— Start Stored data —

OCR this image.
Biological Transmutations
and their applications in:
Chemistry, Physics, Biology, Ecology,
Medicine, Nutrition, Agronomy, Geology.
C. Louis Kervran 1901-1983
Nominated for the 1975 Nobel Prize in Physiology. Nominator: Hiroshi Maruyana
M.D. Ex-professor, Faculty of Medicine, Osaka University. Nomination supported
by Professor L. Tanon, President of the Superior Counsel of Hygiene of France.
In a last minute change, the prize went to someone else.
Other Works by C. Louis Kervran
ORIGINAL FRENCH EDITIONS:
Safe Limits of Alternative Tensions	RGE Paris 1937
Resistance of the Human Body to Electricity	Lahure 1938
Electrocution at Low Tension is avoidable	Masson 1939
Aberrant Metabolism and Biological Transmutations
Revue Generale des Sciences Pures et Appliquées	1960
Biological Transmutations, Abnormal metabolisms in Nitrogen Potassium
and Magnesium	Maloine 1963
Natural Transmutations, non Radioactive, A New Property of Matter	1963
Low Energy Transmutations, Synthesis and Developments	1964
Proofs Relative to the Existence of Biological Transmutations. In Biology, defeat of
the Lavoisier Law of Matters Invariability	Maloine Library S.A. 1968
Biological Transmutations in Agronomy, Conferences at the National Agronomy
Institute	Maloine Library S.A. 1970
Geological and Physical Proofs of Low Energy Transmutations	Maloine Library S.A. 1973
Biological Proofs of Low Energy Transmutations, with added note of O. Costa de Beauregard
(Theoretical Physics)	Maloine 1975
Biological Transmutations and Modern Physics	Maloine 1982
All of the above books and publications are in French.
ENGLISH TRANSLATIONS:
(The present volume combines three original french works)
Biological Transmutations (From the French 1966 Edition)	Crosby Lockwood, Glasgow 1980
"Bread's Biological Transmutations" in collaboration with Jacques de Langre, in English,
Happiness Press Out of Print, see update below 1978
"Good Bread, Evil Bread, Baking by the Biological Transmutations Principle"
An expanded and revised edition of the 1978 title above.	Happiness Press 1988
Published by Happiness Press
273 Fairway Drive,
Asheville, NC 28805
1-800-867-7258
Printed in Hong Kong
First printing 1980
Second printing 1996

— End Stored data —

Objective ▸
Exact copies of all the records are required.

Finished answer ▸
OCR this image.
Biological Transmutations
and their applications in:
Chemistry, Physics, Biology, Ecology,
Medicine, Nutrition, Agronomy, Geology.
C. Louis Kervran 1901-1983
Nominated for the 1975 Nobel Prize in Physiology. Nominator: Hiroshi Maruyana
M.D. Ex-professor, Faculty of Medicine, Osaka University. Nomination supported
by Professor L. Tanon, President of the Superior Counsel of Hygiene of France.
In a last minute change, the prize went to someone else.
Other Works by C. Louis Kervran
ORIGINAL FRENCH EDITIONS:
Safe Limits of Alternative Tensions	RGE Paris 1937
Resistance of the Human Body to Electricity	Lahure 1938
Electrocution at Low Tension is avoidable	Masson 1939
Aberrant Metabolism and Biological Transmutations
Revue Generale des Sciences Pures et Appliquées	1960
Biological Transmutations, Abnormal metabolisms in Nitrogen Potassium
and Magnesium	Maloine 1963
Natural Transmutations, non Radioactive, A New Property of Matter	1963
Low Energy Transmutations, Synthesis and Developments	1964
Proofs Relative to the Existence of Biological Transmutations. In Biology, defeat of
the Lavoisier Law of Matters Invariability	Maloine Library S.A. 1968
Biological Transmutations in Agronomy, Conferences at the National Agronomy
Institute	Maloine Library S.A. 1970
Geological and Physical Proofs of Low Energy Transmutations	Maloine Library S.A. 1973
Biological Proofs of Low Energy Transmutations, with added note of O. Costa de Beauregard
(Theoretical Physics)	Maloine 1975
Biological Transmutations and Modern Physics	Maloine 1982
All of the above books and publications are in French.
ENGLISH TRANSLATIONS:
(The present volume combines three original french works)
Biological Transmutations (From the French 1966 Edition)	Crosby Lockwood, Glasgow 1980
"Bread's Biological Transmutations" in collaboration with Jacques de Langre, in English,
Happiness Press Out of Print, see update below 1978
"Good Bread, Evil Bread, Baking by the Biological Transmutations Principle"
An expanded and revised edition of the 1978 title above.	Happiness Press 1988
Published by Happiness Press
273 Fairway Drive,
Asheville, NC 28805
1-800-867-7258
Printed in Hong Kong
First printing 1980
Second printing 1996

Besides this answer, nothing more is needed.